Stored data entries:
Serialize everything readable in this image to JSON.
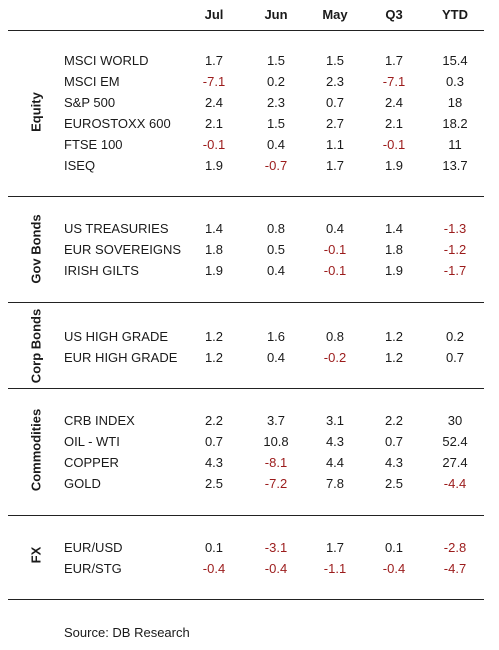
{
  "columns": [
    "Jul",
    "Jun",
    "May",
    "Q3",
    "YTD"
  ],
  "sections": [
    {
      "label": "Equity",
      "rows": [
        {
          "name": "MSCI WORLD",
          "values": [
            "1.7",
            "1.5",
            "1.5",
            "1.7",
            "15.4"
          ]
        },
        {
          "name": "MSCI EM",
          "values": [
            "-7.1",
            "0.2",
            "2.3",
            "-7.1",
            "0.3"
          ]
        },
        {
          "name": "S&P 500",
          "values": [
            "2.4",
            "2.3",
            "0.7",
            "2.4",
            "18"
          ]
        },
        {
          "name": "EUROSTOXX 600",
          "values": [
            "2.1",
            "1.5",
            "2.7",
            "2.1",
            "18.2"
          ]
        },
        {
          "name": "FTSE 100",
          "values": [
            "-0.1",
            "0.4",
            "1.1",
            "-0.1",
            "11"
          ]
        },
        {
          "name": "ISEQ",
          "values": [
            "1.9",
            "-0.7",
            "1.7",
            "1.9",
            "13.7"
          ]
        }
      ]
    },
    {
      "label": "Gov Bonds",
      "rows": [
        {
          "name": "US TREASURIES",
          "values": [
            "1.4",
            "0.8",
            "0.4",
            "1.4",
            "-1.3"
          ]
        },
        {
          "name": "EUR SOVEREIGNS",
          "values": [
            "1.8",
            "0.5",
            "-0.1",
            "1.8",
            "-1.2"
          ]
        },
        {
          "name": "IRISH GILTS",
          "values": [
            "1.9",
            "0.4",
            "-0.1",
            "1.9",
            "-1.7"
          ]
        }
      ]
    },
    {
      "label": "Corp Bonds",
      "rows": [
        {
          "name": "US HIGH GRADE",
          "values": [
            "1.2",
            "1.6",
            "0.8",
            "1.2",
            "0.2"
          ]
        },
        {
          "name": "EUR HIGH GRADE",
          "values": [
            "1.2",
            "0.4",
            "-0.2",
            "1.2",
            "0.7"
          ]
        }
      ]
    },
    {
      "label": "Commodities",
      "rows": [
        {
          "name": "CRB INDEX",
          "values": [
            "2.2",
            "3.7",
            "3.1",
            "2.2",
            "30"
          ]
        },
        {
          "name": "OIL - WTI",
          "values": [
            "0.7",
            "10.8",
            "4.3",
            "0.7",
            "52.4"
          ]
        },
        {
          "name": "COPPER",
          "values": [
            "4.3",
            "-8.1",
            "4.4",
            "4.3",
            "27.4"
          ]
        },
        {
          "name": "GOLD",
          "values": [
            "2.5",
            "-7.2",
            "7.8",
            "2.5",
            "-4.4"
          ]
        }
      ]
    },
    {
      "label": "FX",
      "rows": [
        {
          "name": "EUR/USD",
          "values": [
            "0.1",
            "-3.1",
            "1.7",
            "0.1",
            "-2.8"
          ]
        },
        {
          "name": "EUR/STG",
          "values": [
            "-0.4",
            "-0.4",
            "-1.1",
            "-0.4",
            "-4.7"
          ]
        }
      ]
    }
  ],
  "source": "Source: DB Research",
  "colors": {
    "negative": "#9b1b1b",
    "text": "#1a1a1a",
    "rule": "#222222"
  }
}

AIM OF THE EXERCISE: Transcribe the material as is, with images omitted.

EXERCISE RESPONSE:
Serialize everything readable in this image to JSON.
{
  "columns": [
    "Jul",
    "Jun",
    "May",
    "Q3",
    "YTD"
  ],
  "sections": [
    {
      "label": "Equity",
      "rows": [
        {
          "name": "MSCI WORLD",
          "values": [
            "1.7",
            "1.5",
            "1.5",
            "1.7",
            "15.4"
          ]
        },
        {
          "name": "MSCI EM",
          "values": [
            "-7.1",
            "0.2",
            "2.3",
            "-7.1",
            "0.3"
          ]
        },
        {
          "name": "S&P 500",
          "values": [
            "2.4",
            "2.3",
            "0.7",
            "2.4",
            "18"
          ]
        },
        {
          "name": "EUROSTOXX 600",
          "values": [
            "2.1",
            "1.5",
            "2.7",
            "2.1",
            "18.2"
          ]
        },
        {
          "name": "FTSE 100",
          "values": [
            "-0.1",
            "0.4",
            "1.1",
            "-0.1",
            "11"
          ]
        },
        {
          "name": "ISEQ",
          "values": [
            "1.9",
            "-0.7",
            "1.7",
            "1.9",
            "13.7"
          ]
        }
      ]
    },
    {
      "label": "Gov Bonds",
      "rows": [
        {
          "name": "US TREASURIES",
          "values": [
            "1.4",
            "0.8",
            "0.4",
            "1.4",
            "-1.3"
          ]
        },
        {
          "name": "EUR SOVEREIGNS",
          "values": [
            "1.8",
            "0.5",
            "-0.1",
            "1.8",
            "-1.2"
          ]
        },
        {
          "name": "IRISH GILTS",
          "values": [
            "1.9",
            "0.4",
            "-0.1",
            "1.9",
            "-1.7"
          ]
        }
      ]
    },
    {
      "label": "Corp Bonds",
      "rows": [
        {
          "name": "US HIGH GRADE",
          "values": [
            "1.2",
            "1.6",
            "0.8",
            "1.2",
            "0.2"
          ]
        },
        {
          "name": "EUR HIGH GRADE",
          "values": [
            "1.2",
            "0.4",
            "-0.2",
            "1.2",
            "0.7"
          ]
        }
      ]
    },
    {
      "label": "Commodities",
      "rows": [
        {
          "name": "CRB INDEX",
          "values": [
            "2.2",
            "3.7",
            "3.1",
            "2.2",
            "30"
          ]
        },
        {
          "name": "OIL - WTI",
          "values": [
            "0.7",
            "10.8",
            "4.3",
            "0.7",
            "52.4"
          ]
        },
        {
          "name": "COPPER",
          "values": [
            "4.3",
            "-8.1",
            "4.4",
            "4.3",
            "27.4"
          ]
        },
        {
          "name": "GOLD",
          "values": [
            "2.5",
            "-7.2",
            "7.8",
            "2.5",
            "-4.4"
          ]
        }
      ]
    },
    {
      "label": "FX",
      "rows": [
        {
          "name": "EUR/USD",
          "values": [
            "0.1",
            "-3.1",
            "1.7",
            "0.1",
            "-2.8"
          ]
        },
        {
          "name": "EUR/STG",
          "values": [
            "-0.4",
            "-0.4",
            "-1.1",
            "-0.4",
            "-4.7"
          ]
        }
      ]
    }
  ],
  "source": "Source: DB Research",
  "colors": {
    "negative": "#9b1b1b",
    "text": "#1a1a1a",
    "rule": "#222222"
  }
}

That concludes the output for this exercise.